* Start EXERCISE INPUTS *

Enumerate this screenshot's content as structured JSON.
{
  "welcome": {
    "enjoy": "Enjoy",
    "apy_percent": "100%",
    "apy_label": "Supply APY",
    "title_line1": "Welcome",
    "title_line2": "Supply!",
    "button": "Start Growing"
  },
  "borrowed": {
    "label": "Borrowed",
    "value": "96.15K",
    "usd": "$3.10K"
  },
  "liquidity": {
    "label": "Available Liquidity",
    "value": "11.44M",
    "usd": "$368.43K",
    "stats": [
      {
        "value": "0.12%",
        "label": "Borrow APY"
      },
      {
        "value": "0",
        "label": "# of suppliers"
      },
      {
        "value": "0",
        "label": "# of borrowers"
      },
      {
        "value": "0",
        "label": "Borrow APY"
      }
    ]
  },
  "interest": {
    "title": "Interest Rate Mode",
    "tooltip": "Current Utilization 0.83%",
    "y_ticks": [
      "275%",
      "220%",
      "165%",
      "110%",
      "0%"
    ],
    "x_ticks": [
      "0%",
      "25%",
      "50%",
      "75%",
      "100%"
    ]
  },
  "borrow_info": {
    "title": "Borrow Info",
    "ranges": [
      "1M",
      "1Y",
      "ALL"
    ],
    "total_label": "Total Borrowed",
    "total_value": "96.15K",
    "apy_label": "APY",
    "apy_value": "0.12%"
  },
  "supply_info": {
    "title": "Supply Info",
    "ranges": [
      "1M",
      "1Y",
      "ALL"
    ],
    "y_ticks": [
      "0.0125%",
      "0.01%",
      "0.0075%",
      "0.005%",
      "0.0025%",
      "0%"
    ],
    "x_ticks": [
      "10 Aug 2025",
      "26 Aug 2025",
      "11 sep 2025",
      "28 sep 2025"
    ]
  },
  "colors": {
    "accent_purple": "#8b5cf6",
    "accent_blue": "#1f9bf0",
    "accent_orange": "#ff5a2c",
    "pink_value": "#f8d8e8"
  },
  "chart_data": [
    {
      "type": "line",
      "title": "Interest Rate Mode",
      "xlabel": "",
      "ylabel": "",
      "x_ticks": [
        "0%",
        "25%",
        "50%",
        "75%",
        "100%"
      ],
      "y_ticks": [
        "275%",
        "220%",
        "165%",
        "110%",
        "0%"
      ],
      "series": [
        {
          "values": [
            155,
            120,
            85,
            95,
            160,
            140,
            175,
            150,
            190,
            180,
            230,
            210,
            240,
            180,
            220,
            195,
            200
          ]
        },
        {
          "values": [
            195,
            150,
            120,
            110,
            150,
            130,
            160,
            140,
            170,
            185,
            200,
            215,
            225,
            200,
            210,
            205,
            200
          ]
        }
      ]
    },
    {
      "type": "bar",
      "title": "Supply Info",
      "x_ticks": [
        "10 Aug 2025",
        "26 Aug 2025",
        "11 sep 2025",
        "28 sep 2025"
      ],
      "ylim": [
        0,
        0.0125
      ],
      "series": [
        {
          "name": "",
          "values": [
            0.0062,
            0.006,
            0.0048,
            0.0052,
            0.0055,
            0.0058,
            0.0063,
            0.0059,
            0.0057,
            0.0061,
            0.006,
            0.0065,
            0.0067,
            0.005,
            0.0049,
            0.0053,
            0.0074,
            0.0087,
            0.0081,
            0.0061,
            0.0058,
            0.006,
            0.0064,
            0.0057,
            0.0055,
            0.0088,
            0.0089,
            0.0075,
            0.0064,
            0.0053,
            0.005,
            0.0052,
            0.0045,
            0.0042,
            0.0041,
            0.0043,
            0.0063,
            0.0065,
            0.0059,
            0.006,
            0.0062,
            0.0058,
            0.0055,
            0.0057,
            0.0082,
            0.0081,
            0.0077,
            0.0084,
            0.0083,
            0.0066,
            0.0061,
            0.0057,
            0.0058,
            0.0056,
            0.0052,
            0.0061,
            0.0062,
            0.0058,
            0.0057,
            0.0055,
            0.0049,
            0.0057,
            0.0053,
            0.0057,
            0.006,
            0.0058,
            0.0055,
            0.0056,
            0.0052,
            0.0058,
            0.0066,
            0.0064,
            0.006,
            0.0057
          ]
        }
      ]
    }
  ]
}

* End EXERCISE INPUTS *

- EXERCISE TASK:
All of the material must be reproduced exactly.

- WORKED ANSWER:
Enumerate this screenshot's content as structured JSON.
{
  "welcome": {
    "enjoy": "Enjoy",
    "apy_percent": "100%",
    "apy_label": "Supply APY",
    "title_line1": "Welcome",
    "title_line2": "Supply!",
    "button": "Start Growing"
  },
  "borrowed": {
    "label": "Borrowed",
    "value": "96.15K",
    "usd": "$3.10K"
  },
  "liquidity": {
    "label": "Available Liquidity",
    "value": "11.44M",
    "usd": "$368.43K",
    "stats": [
      {
        "value": "0.12%",
        "label": "Borrow APY"
      },
      {
        "value": "0",
        "label": "# of suppliers"
      },
      {
        "value": "0",
        "label": "# of borrowers"
      },
      {
        "value": "0",
        "label": "Borrow APY"
      }
    ]
  },
  "interest": {
    "title": "Interest Rate Mode",
    "tooltip": "Current Utilization 0.83%",
    "y_ticks": [
      "275%",
      "220%",
      "165%",
      "110%",
      "0%"
    ],
    "x_ticks": [
      "0%",
      "25%",
      "50%",
      "75%",
      "100%"
    ]
  },
  "borrow_info": {
    "title": "Borrow Info",
    "ranges": [
      "1M",
      "1Y",
      "ALL"
    ],
    "total_label": "Total Borrowed",
    "total_value": "96.15K",
    "apy_label": "APY",
    "apy_value": "0.12%"
  },
  "supply_info": {
    "title": "Supply Info",
    "ranges": [
      "1M",
      "1Y",
      "ALL"
    ],
    "y_ticks": [
      "0.0125%",
      "0.01%",
      "0.0075%",
      "0.005%",
      "0.0025%",
      "0%"
    ],
    "x_ticks": [
      "10 Aug 2025",
      "26 Aug 2025",
      "11 sep 2025",
      "28 sep 2025"
    ]
  },
  "colors": {
    "accent_purple": "#8b5cf6",
    "accent_blue": "#1f9bf0",
    "accent_orange": "#ff5a2c",
    "pink_value": "#f8d8e8"
  },
  "chart_data": [
    {
      "type": "line",
      "title": "Interest Rate Mode",
      "xlabel": "",
      "ylabel": "",
      "x_ticks": [
        "0%",
        "25%",
        "50%",
        "75%",
        "100%"
      ],
      "y_ticks": [
        "275%",
        "220%",
        "165%",
        "110%",
        "0%"
      ],
      "series": [
        {
          "values": [
            155,
            120,
            85,
            95,
            160,
            140,
            175,
            150,
            190,
            180,
            230,
            210,
            240,
            180,
            220,
            195,
            200
          ]
        },
        {
          "values": [
            195,
            150,
            120,
            110,
            150,
            130,
            160,
            140,
            170,
            185,
            200,
            215,
            225,
            200,
            210,
            205,
            200
          ]
        }
      ]
    },
    {
      "type": "bar",
      "title": "Supply Info",
      "x_ticks": [
        "10 Aug 2025",
        "26 Aug 2025",
        "11 sep 2025",
        "28 sep 2025"
      ],
      "ylim": [
        0,
        0.0125
      ],
      "series": [
        {
          "name": "",
          "values": [
            0.0062,
            0.006,
            0.0048,
            0.0052,
            0.0055,
            0.0058,
            0.0063,
            0.0059,
            0.0057,
            0.0061,
            0.006,
            0.0065,
            0.0067,
            0.005,
            0.0049,
            0.0053,
            0.0074,
            0.0087,
            0.0081,
            0.0061,
            0.0058,
            0.006,
            0.0064,
            0.0057,
            0.0055,
            0.0088,
            0.0089,
            0.0075,
            0.0064,
            0.0053,
            0.005,
            0.0052,
            0.0045,
            0.0042,
            0.0041,
            0.0043,
            0.0063,
            0.0065,
            0.0059,
            0.006,
            0.0062,
            0.0058,
            0.0055,
            0.0057,
            0.0082,
            0.0081,
            0.0077,
            0.0084,
            0.0083,
            0.0066,
            0.0061,
            0.0057,
            0.0058,
            0.0056,
            0.0052,
            0.0061,
            0.0062,
            0.0058,
            0.0057,
            0.0055,
            0.0049,
            0.0057,
            0.0053,
            0.0057,
            0.006,
            0.0058,
            0.0055,
            0.0056,
            0.0052,
            0.0058,
            0.0066,
            0.0064,
            0.006,
            0.0057
          ]
        }
      ]
    }
  ]
}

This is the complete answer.